- _BRIEF_
List each line of the data that holds the string "this".

Records that describe figures
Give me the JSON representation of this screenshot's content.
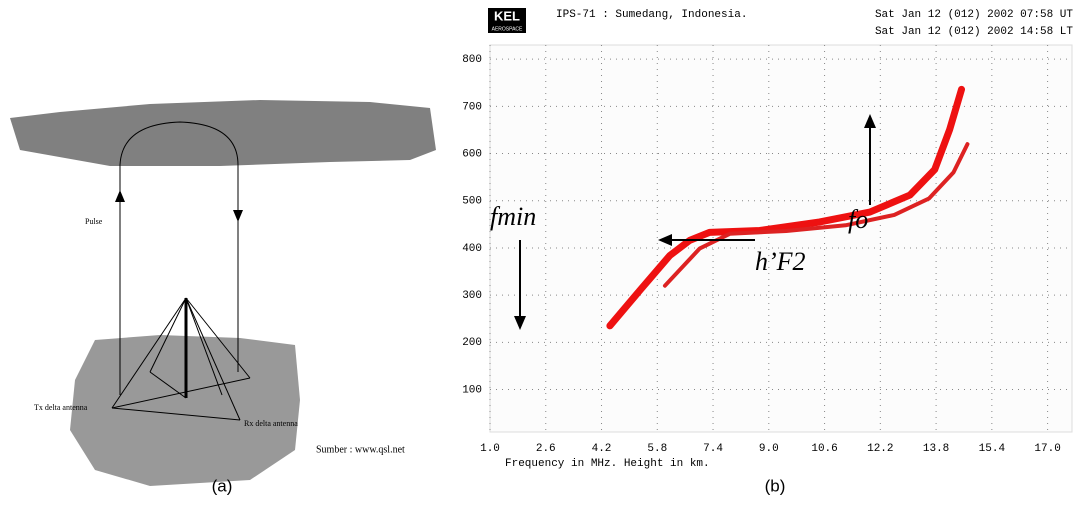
{
  "panel_a": {
    "pulse": "Pulse",
    "tx": "Tx delta antenna",
    "rx": "Rx delta antenna",
    "source": "Sumber : www.qsl.net",
    "caption": "(a)"
  },
  "chart_data": {
    "type": "line",
    "logo": "KEL",
    "logo_sub": "AEROSPACE",
    "title": "IPS-71 : Sumedang, Indonesia.",
    "time_ut": "Sat Jan 12 (012) 2002 07:58 UT",
    "time_lt": "Sat Jan 12 (012) 2002 14:58 LT",
    "xlabel": "Frequency in MHz. Height in km.",
    "caption": "(b)",
    "xlim": [
      1.0,
      17.7
    ],
    "ylim": [
      10,
      830
    ],
    "xticks": [
      {
        "value": 1,
        "label": "1.0"
      },
      2.6,
      4.2,
      5.8,
      7.4,
      {
        "value": 9,
        "label": "9.0"
      },
      10.6,
      12.2,
      13.8,
      15.4,
      {
        "value": 17,
        "label": "17.0"
      }
    ],
    "yticks": [
      100,
      200,
      300,
      400,
      500,
      600,
      700,
      800
    ],
    "grid": true,
    "series": [
      {
        "color": "#ee1111",
        "x": [
          4.44,
          5.3,
          6.16,
          6.73,
          7.3,
          8.74,
          10.46,
          11.9,
          13.05,
          13.76,
          14.19,
          14.53
        ],
        "y": [
          235,
          310,
          384,
          416,
          433,
          437,
          455,
          476,
          512,
          566,
          651,
          736
        ]
      },
      {
        "color": "#dd2222",
        "x": [
          6.02,
          7.02,
          7.88,
          9.5,
          11.2,
          12.6,
          13.6,
          14.3,
          14.7
        ],
        "y": [
          320,
          399,
          430,
          436,
          448,
          470,
          505,
          560,
          620
        ]
      }
    ],
    "annotations": {
      "fmin": "fmin",
      "fo": "fo",
      "hf2": "h’F2"
    }
  }
}
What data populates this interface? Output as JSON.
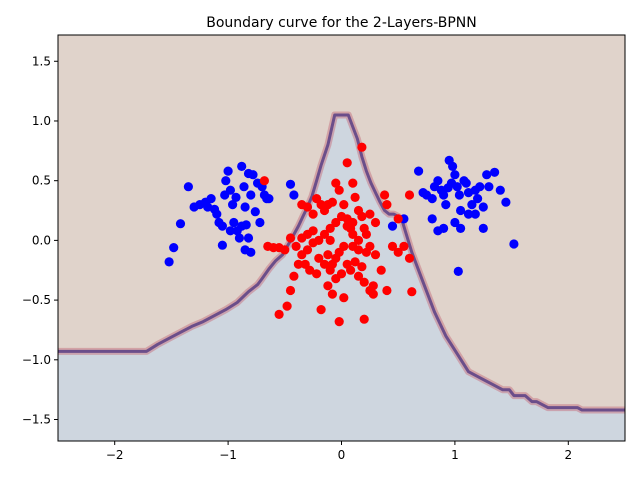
{
  "chart_data": {
    "type": "scatter",
    "title": "Boundary curve for the 2-Layers-BPNN",
    "xlabel": "",
    "ylabel": "",
    "xlim": [
      -2.5,
      2.5
    ],
    "ylim": [
      -1.68,
      1.72
    ],
    "xticks": [
      -2,
      -1,
      0,
      1,
      2
    ],
    "xtick_labels": [
      "−2",
      "−1",
      "0",
      "1",
      "2"
    ],
    "yticks": [
      -1.5,
      -1.0,
      -0.5,
      0.0,
      0.5,
      1.0,
      1.5
    ],
    "ytick_labels": [
      "−1.5",
      "−1.0",
      "−0.5",
      "0.0",
      "0.5",
      "1.0",
      "1.5"
    ],
    "grid": false,
    "legend": "none",
    "colors": {
      "upper_region": "#e0d3cb",
      "lower_region": "#ced6df",
      "boundary": "#6b4e8a",
      "class_blue": "#0000ff",
      "class_red": "#ff0000"
    },
    "boundary_curve": {
      "x": [
        -2.5,
        -1.72,
        -1.62,
        -1.52,
        -1.42,
        -1.32,
        -1.22,
        -1.12,
        -1.02,
        -0.92,
        -0.82,
        -0.74,
        -0.7,
        -0.64,
        -0.58,
        -0.52,
        -0.46,
        -0.42,
        -0.38,
        -0.34,
        -0.3,
        -0.26,
        -0.22,
        -0.18,
        -0.12,
        -0.06,
        0.06,
        0.1,
        0.14,
        0.18,
        0.22,
        0.26,
        0.3,
        0.34,
        0.38,
        0.42,
        0.46,
        0.5,
        0.54,
        0.62,
        0.72,
        0.82,
        0.92,
        1.02,
        1.12,
        1.22,
        1.32,
        1.42,
        1.48,
        1.52,
        1.62,
        1.68,
        1.72,
        1.82,
        1.92,
        2.02,
        2.08,
        2.12,
        2.22,
        2.32,
        2.48,
        2.5
      ],
      "y": [
        -0.93,
        -0.93,
        -0.87,
        -0.82,
        -0.77,
        -0.72,
        -0.68,
        -0.63,
        -0.58,
        -0.52,
        -0.43,
        -0.37,
        -0.32,
        -0.24,
        -0.17,
        -0.12,
        -0.02,
        0.05,
        0.12,
        0.2,
        0.28,
        0.37,
        0.5,
        0.63,
        0.8,
        1.05,
        1.05,
        0.95,
        0.85,
        0.7,
        0.58,
        0.48,
        0.4,
        0.32,
        0.25,
        0.22,
        0.22,
        0.2,
        0.15,
        -0.1,
        -0.35,
        -0.6,
        -0.8,
        -0.95,
        -1.1,
        -1.15,
        -1.2,
        -1.25,
        -1.25,
        -1.3,
        -1.3,
        -1.35,
        -1.35,
        -1.4,
        -1.4,
        -1.4,
        -1.4,
        -1.42,
        -1.42,
        -1.42,
        -1.42,
        -1.42
      ]
    },
    "series": [
      {
        "color": "blue",
        "points": [
          [
            -1.35,
            0.45
          ],
          [
            -1.3,
            0.28
          ],
          [
            -1.25,
            0.3
          ],
          [
            -1.2,
            0.32
          ],
          [
            -1.18,
            0.28
          ],
          [
            -1.15,
            0.35
          ],
          [
            -1.12,
            0.26
          ],
          [
            -1.1,
            0.22
          ],
          [
            -1.08,
            0.15
          ],
          [
            -1.05,
            0.12
          ],
          [
            -1.03,
            0.38
          ],
          [
            -1.02,
            0.5
          ],
          [
            -1.0,
            0.58
          ],
          [
            -0.98,
            0.42
          ],
          [
            -0.96,
            0.3
          ],
          [
            -0.95,
            0.15
          ],
          [
            -0.93,
            0.36
          ],
          [
            -0.92,
            0.08
          ],
          [
            -0.9,
            0.02
          ],
          [
            -0.88,
            0.62
          ],
          [
            -0.86,
            0.45
          ],
          [
            -0.85,
            0.28
          ],
          [
            -0.84,
            0.13
          ],
          [
            -0.82,
            0.56
          ],
          [
            -0.8,
            0.38
          ],
          [
            -0.78,
            0.55
          ],
          [
            -0.76,
            0.24
          ],
          [
            -0.74,
            0.48
          ],
          [
            -0.72,
            0.15
          ],
          [
            -0.7,
            0.45
          ],
          [
            -0.68,
            0.38
          ],
          [
            -0.66,
            0.35
          ],
          [
            -0.64,
            0.35
          ],
          [
            -1.52,
            -0.18
          ],
          [
            -1.48,
            -0.06
          ],
          [
            -1.42,
            0.14
          ],
          [
            -1.05,
            -0.04
          ],
          [
            -0.98,
            0.08
          ],
          [
            -0.88,
            0.12
          ],
          [
            -0.82,
            0.02
          ],
          [
            -0.45,
            0.47
          ],
          [
            -0.42,
            0.38
          ],
          [
            -0.8,
            -0.1
          ],
          [
            -0.85,
            -0.08
          ],
          [
            0.68,
            0.58
          ],
          [
            0.72,
            0.4
          ],
          [
            0.75,
            0.38
          ],
          [
            0.8,
            0.35
          ],
          [
            0.82,
            0.45
          ],
          [
            0.85,
            0.5
          ],
          [
            0.88,
            0.42
          ],
          [
            0.9,
            0.38
          ],
          [
            0.92,
            0.3
          ],
          [
            0.95,
            0.67
          ],
          [
            0.97,
            0.48
          ],
          [
            1.0,
            0.55
          ],
          [
            1.02,
            0.45
          ],
          [
            1.04,
            0.38
          ],
          [
            1.05,
            0.25
          ],
          [
            1.08,
            0.5
          ],
          [
            1.1,
            0.48
          ],
          [
            1.12,
            0.4
          ],
          [
            1.15,
            0.3
          ],
          [
            1.18,
            0.22
          ],
          [
            1.2,
            0.35
          ],
          [
            1.22,
            0.45
          ],
          [
            1.25,
            0.28
          ],
          [
            1.28,
            0.55
          ],
          [
            1.3,
            0.45
          ],
          [
            1.35,
            0.57
          ],
          [
            1.4,
            0.42
          ],
          [
            1.45,
            0.32
          ],
          [
            1.52,
            -0.03
          ],
          [
            1.03,
            -0.26
          ],
          [
            0.8,
            0.18
          ],
          [
            0.85,
            0.08
          ],
          [
            0.9,
            0.1
          ],
          [
            1.0,
            0.15
          ],
          [
            1.05,
            0.1
          ],
          [
            1.25,
            0.1
          ],
          [
            0.45,
            0.12
          ],
          [
            0.55,
            0.18
          ],
          [
            1.12,
            0.22
          ],
          [
            0.98,
            0.62
          ],
          [
            1.18,
            0.42
          ],
          [
            0.94,
            0.44
          ]
        ]
      },
      {
        "color": "red",
        "points": [
          [
            0.18,
            0.78
          ],
          [
            0.05,
            0.65
          ],
          [
            -0.05,
            0.48
          ],
          [
            -0.02,
            0.42
          ],
          [
            0.02,
            0.3
          ],
          [
            -0.08,
            0.32
          ],
          [
            -0.12,
            0.3
          ],
          [
            -0.15,
            0.25
          ],
          [
            -0.18,
            0.3
          ],
          [
            -0.22,
            0.35
          ],
          [
            -0.25,
            0.22
          ],
          [
            -0.3,
            0.28
          ],
          [
            -0.35,
            0.3
          ],
          [
            0.1,
            0.48
          ],
          [
            0.12,
            0.36
          ],
          [
            0.15,
            0.25
          ],
          [
            0.18,
            0.2
          ],
          [
            0.2,
            0.1
          ],
          [
            0.25,
            0.22
          ],
          [
            0.3,
            0.15
          ],
          [
            0.05,
            0.18
          ],
          [
            0.08,
            0.1
          ],
          [
            0.1,
            0.05
          ],
          [
            0.0,
            0.2
          ],
          [
            -0.05,
            0.15
          ],
          [
            -0.1,
            0.1
          ],
          [
            -0.15,
            0.05
          ],
          [
            -0.2,
            0.0
          ],
          [
            -0.25,
            -0.02
          ],
          [
            -0.3,
            0.05
          ],
          [
            -0.35,
            0.02
          ],
          [
            -0.4,
            -0.05
          ],
          [
            -0.45,
            0.02
          ],
          [
            -0.5,
            -0.08
          ],
          [
            -0.55,
            -0.06
          ],
          [
            -0.6,
            -0.06
          ],
          [
            -0.65,
            -0.05
          ],
          [
            -0.68,
            0.5
          ],
          [
            0.38,
            0.38
          ],
          [
            0.4,
            0.3
          ],
          [
            0.5,
            0.18
          ],
          [
            0.6,
            0.38
          ],
          [
            0.02,
            -0.05
          ],
          [
            -0.02,
            -0.1
          ],
          [
            -0.05,
            -0.15
          ],
          [
            -0.08,
            -0.2
          ],
          [
            -0.1,
            -0.25
          ],
          [
            -0.15,
            -0.2
          ],
          [
            -0.2,
            -0.15
          ],
          [
            -0.22,
            -0.28
          ],
          [
            -0.28,
            -0.25
          ],
          [
            -0.32,
            -0.2
          ],
          [
            -0.38,
            -0.2
          ],
          [
            -0.42,
            -0.3
          ],
          [
            -0.45,
            -0.42
          ],
          [
            -0.48,
            -0.55
          ],
          [
            0.05,
            -0.2
          ],
          [
            0.08,
            -0.25
          ],
          [
            0.12,
            -0.18
          ],
          [
            0.15,
            -0.3
          ],
          [
            0.2,
            -0.35
          ],
          [
            0.25,
            -0.42
          ],
          [
            0.28,
            -0.38
          ],
          [
            0.22,
            -0.1
          ],
          [
            0.25,
            -0.05
          ],
          [
            0.3,
            -0.12
          ],
          [
            0.35,
            -0.25
          ],
          [
            0.4,
            -0.42
          ],
          [
            0.45,
            -0.05
          ],
          [
            0.5,
            -0.1
          ],
          [
            0.6,
            -0.15
          ],
          [
            0.62,
            -0.43
          ],
          [
            0.55,
            -0.05
          ],
          [
            0.02,
            -0.48
          ],
          [
            -0.02,
            -0.68
          ],
          [
            -0.08,
            -0.45
          ],
          [
            -0.12,
            -0.38
          ],
          [
            -0.18,
            -0.58
          ],
          [
            0.2,
            -0.66
          ],
          [
            -0.55,
            -0.62
          ],
          [
            0.0,
            -0.28
          ],
          [
            -0.05,
            -0.32
          ],
          [
            0.1,
            -0.05
          ],
          [
            0.15,
            0.0
          ],
          [
            0.18,
            -0.22
          ],
          [
            -0.1,
            0.0
          ],
          [
            -0.25,
            0.08
          ],
          [
            0.05,
            0.12
          ],
          [
            0.28,
            -0.45
          ],
          [
            -0.3,
            -0.08
          ],
          [
            -0.35,
            -0.12
          ],
          [
            0.1,
            0.15
          ],
          [
            0.22,
            0.05
          ],
          [
            0.15,
            -0.08
          ],
          [
            -0.12,
            -0.12
          ]
        ]
      }
    ]
  }
}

- _EXERCISE SOLUTION_
Give me the JSON representation of this screenshot's content.
What data populates this interface? Output as JSON.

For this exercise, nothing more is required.